# [SHORT PROBLEM]
Give only the number of lines in the data that include the string "公民既是权利的享有者".

══ EXERCISE INPUT

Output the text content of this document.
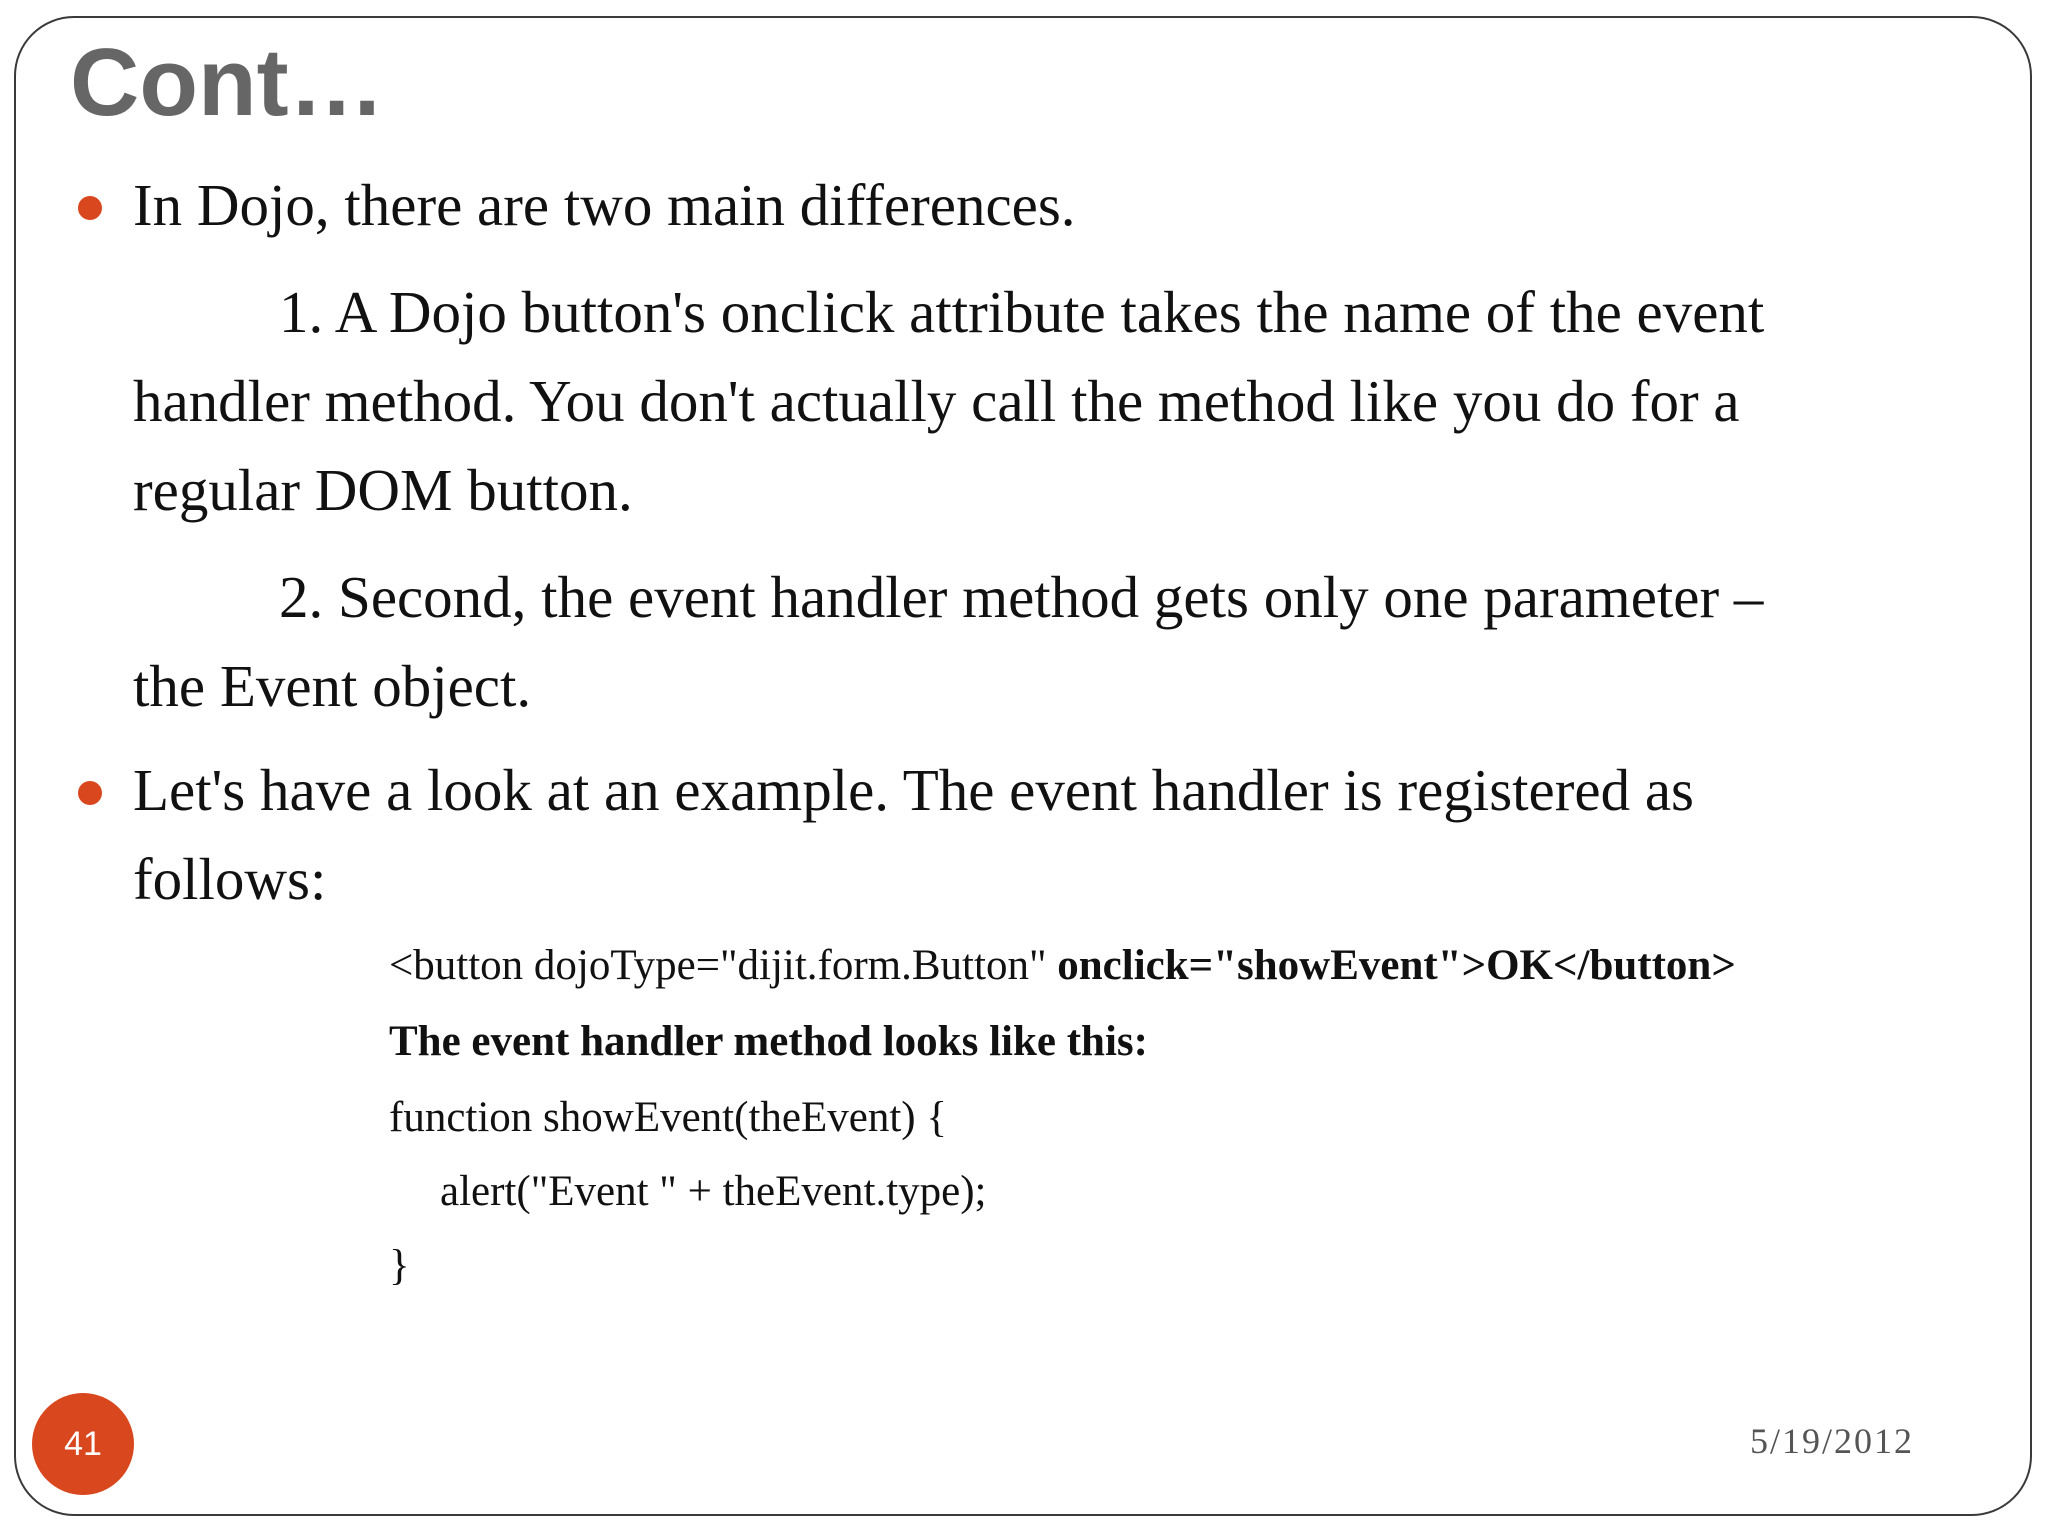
Cont…

In Dojo, there are two main differences.

1. A Dojo button's onclick attribute takes the name of the event

handler method. You don't actually call the method like you do for a

regular DOM button.

2. Second, the event handler method gets only one parameter –

the Event object.

Let's have a look at an example. The event handler is registered as

follows:

<button dojoType="dijit.form.Button" onclick="showEvent">OK</button>

The event handler method looks like this:

function showEvent(theEvent) {

alert("Event " + theEvent.type);

}

41	5/19/2012
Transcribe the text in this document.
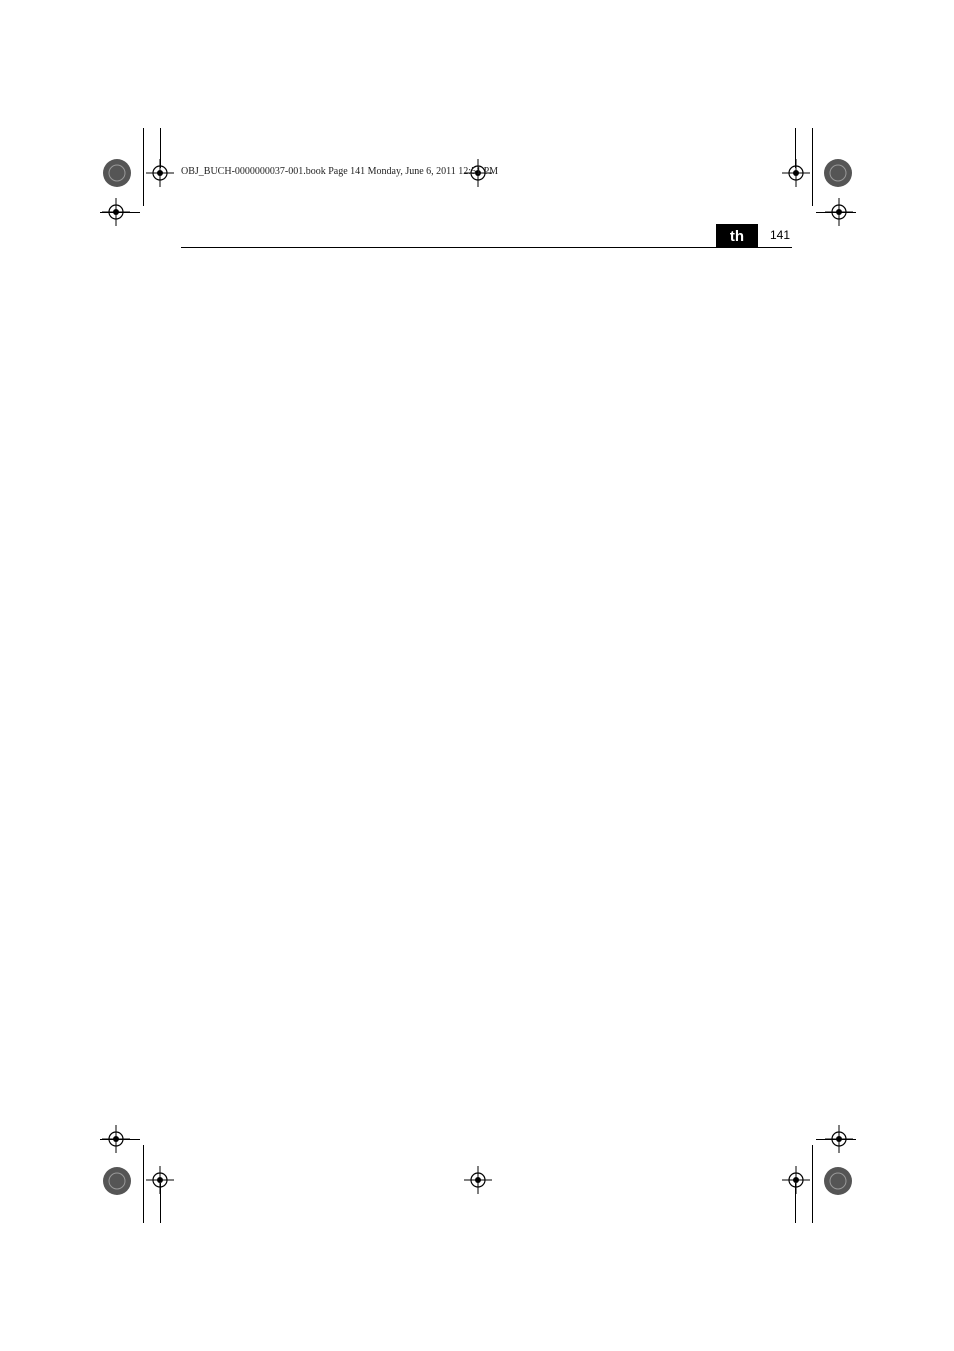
OBJ_BUCH-0000000037-001.book Page 141 Monday, June 6, 2011 12:51 PM
th	141
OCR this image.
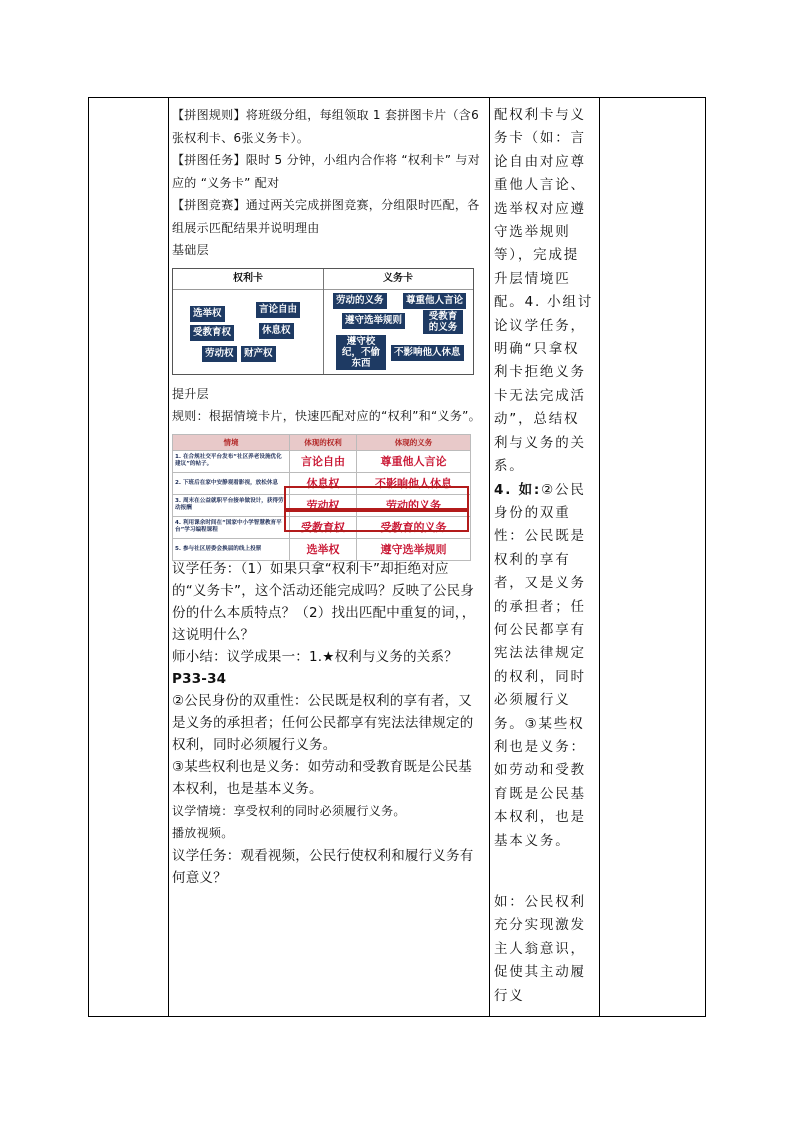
【拼图规则】将班级分组，每组领取 1 套拼图卡片（含6张权利卡、6张义务卡）。

【拼图任务】限时 5 分钟，小组内合作将 “权利卡” 与对应的 “义务卡” 配对

【拼图竞赛】通过两关完成拼图竞赛，分组限时匹配，各组展示匹配结果并说明理由

基础层

权利卡	义务卡
选举权	言论自由
受教育权	休息权
劳动权	财产权
劳动的义务	尊重他人言论
遵守选举规则	受教育的义务
遵守校纪，不偷东西
不影响他人休息

提升层

规则：根据情境卡片，快速匹配对应的“权利”和“义务”。

情境	体现的权利	体现的义务
1. 在合规社交平台发布“社区养老设施优化建议”的帖子。	言论自由	尊重他人言论
2. 下班后在家中安静观看影视，放松休息	休息权	不影响他人休息
3. 周末在公益就职平台接单做设计，获得劳动报酬	劳动权	劳动的义务
4. 利用课余时间在“国家中小学智慧教育平台”学习编程课程	受教育权	受教育的义务
5. 参与社区居委会换届的线上投票	选举权	遵守选举规则

议学任务：（1）如果只拿“权利卡”却拒绝对应的“义务卡”，这个活动还能完成吗？反映了公民身份的什么本质特点？（2）找出匹配中重复的词，，这说明什么？

师小结：议学成果一：1.★权利与义务的关系？

P33-34

②公民身份的双重性：公民既是权利的享有者，又是义务的承担者；任何公民都享有宪法法律规定的权利，同时必须履行义务。

③某些权利也是义务：如劳动和受教育既是公民基本权利，也是基本义务。

议学情境：享受权利的同时必须履行义务。

播放视频。

议学任务：观看视频，公民行使权利和履行义务有何意义？

配权利卡与义务卡（如：言论自由对应尊重他人言论、选举权对应遵守选举规则等），完成提升层情境匹配。4. 小组讨论议学任务，明确“只拿权利卡拒绝义务卡无法完成活动”，总结权利与义务的关系。

4. 如:②公民身份的双重性：公民既是权利的享有者，又是义务的承担者；任何公民都享有宪法法律规定的权利，同时必须履行义务。③某些权利也是义务：如劳动和受教育既是公民基本权利，也是基本义务。

如：公民权利充分实现激发主人翁意识，促使其主动履行义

════

# [ANSWER TO THIS PROBLEM]
2